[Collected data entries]
————
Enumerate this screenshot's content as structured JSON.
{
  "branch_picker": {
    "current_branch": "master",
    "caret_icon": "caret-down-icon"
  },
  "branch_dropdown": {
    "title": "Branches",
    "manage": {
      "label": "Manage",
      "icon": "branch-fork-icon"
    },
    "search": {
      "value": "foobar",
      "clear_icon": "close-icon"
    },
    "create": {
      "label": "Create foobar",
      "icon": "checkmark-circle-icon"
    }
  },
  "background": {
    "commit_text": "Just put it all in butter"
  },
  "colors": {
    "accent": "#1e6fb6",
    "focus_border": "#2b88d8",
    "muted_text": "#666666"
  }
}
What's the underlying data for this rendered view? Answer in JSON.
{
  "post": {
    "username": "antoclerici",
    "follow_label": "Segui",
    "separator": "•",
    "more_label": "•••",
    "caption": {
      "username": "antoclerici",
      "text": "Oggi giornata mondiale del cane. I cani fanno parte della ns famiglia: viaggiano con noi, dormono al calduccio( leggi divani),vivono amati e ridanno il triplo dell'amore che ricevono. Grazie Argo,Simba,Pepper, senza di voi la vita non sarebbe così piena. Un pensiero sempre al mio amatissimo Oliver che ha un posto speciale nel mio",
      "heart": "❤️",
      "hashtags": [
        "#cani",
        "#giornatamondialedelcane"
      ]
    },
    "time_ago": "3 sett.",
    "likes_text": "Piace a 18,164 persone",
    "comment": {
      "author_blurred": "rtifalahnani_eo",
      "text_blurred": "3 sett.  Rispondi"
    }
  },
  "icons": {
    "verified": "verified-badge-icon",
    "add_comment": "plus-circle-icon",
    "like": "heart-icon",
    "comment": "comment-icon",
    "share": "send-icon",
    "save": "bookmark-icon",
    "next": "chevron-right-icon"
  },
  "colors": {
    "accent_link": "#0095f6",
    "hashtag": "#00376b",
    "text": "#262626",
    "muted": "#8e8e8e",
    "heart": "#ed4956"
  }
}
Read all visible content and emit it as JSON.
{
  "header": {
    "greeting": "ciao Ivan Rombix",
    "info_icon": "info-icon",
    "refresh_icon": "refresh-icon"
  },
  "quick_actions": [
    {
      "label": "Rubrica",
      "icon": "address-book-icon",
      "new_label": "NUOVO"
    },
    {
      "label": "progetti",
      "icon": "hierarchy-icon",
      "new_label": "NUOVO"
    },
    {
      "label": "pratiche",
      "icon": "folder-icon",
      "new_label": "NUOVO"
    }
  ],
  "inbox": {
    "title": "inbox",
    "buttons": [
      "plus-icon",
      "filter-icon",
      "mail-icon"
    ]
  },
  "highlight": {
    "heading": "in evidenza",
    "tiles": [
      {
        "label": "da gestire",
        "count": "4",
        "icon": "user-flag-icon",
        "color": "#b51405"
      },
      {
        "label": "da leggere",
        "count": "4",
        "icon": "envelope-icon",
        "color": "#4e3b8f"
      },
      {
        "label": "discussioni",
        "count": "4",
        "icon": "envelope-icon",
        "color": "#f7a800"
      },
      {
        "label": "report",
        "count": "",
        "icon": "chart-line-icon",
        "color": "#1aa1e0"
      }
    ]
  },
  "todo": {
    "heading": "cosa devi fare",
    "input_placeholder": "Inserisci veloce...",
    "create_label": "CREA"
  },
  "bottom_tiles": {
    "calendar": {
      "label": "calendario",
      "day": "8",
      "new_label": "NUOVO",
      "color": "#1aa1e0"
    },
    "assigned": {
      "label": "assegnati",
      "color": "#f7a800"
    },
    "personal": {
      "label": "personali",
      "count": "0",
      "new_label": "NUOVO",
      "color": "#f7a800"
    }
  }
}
————
THE PROBLEM:
How many lines in the records above contain the word "content"? Give only the number.

ANSWER TO THIS PROBLEM:
2